• _TASK GOAL_
Images excluded, repeat each entry below exactly.

• _RECORD EXTRACTS_

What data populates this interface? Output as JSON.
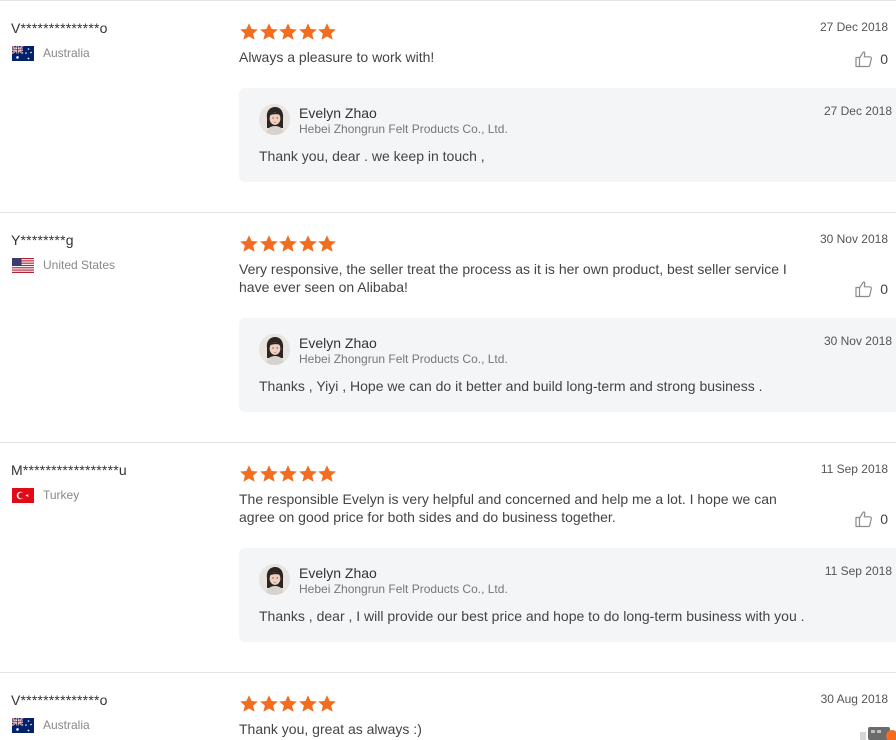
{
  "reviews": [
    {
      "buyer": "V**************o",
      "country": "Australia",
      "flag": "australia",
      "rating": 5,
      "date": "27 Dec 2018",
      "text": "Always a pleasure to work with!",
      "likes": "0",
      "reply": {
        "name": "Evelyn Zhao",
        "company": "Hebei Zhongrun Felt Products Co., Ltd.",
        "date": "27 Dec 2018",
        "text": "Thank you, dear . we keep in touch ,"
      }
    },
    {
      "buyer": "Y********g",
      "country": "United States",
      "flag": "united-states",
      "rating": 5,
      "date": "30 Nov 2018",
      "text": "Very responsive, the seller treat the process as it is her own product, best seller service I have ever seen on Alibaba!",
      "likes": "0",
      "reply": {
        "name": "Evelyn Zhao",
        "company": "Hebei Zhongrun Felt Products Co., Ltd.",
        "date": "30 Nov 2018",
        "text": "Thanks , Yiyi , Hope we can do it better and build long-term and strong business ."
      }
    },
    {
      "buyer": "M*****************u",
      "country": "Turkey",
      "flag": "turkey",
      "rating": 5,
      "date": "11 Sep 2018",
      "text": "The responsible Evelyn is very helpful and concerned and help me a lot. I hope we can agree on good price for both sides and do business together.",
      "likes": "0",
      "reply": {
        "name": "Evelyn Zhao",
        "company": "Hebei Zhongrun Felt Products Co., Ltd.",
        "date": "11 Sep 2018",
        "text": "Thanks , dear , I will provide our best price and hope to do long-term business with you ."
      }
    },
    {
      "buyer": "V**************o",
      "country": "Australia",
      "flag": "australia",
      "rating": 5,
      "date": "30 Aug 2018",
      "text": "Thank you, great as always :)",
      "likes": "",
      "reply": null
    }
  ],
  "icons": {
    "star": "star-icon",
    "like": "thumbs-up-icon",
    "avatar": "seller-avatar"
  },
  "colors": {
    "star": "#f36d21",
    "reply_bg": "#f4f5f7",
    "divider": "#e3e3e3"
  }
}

• _ANSWER TO THE PROBLEM_
What data populates this interface? Output as JSON.
{
  "reviews": [
    {
      "buyer": "V**************o",
      "country": "Australia",
      "flag": "australia",
      "rating": 5,
      "date": "27 Dec 2018",
      "text": "Always a pleasure to work with!",
      "likes": "0",
      "reply": {
        "name": "Evelyn Zhao",
        "company": "Hebei Zhongrun Felt Products Co., Ltd.",
        "date": "27 Dec 2018",
        "text": "Thank you, dear . we keep in touch ,"
      }
    },
    {
      "buyer": "Y********g",
      "country": "United States",
      "flag": "united-states",
      "rating": 5,
      "date": "30 Nov 2018",
      "text": "Very responsive, the seller treat the process as it is her own product, best seller service I have ever seen on Alibaba!",
      "likes": "0",
      "reply": {
        "name": "Evelyn Zhao",
        "company": "Hebei Zhongrun Felt Products Co., Ltd.",
        "date": "30 Nov 2018",
        "text": "Thanks , Yiyi , Hope we can do it better and build long-term and strong business ."
      }
    },
    {
      "buyer": "M*****************u",
      "country": "Turkey",
      "flag": "turkey",
      "rating": 5,
      "date": "11 Sep 2018",
      "text": "The responsible Evelyn is very helpful and concerned and help me a lot. I hope we can agree on good price for both sides and do business together.",
      "likes": "0",
      "reply": {
        "name": "Evelyn Zhao",
        "company": "Hebei Zhongrun Felt Products Co., Ltd.",
        "date": "11 Sep 2018",
        "text": "Thanks , dear , I will provide our best price and hope to do long-term business with you ."
      }
    },
    {
      "buyer": "V**************o",
      "country": "Australia",
      "flag": "australia",
      "rating": 5,
      "date": "30 Aug 2018",
      "text": "Thank you, great as always :)",
      "likes": "",
      "reply": null
    }
  ],
  "icons": {
    "star": "star-icon",
    "like": "thumbs-up-icon",
    "avatar": "seller-avatar"
  },
  "colors": {
    "star": "#f36d21",
    "reply_bg": "#f4f5f7",
    "divider": "#e3e3e3"
  }
}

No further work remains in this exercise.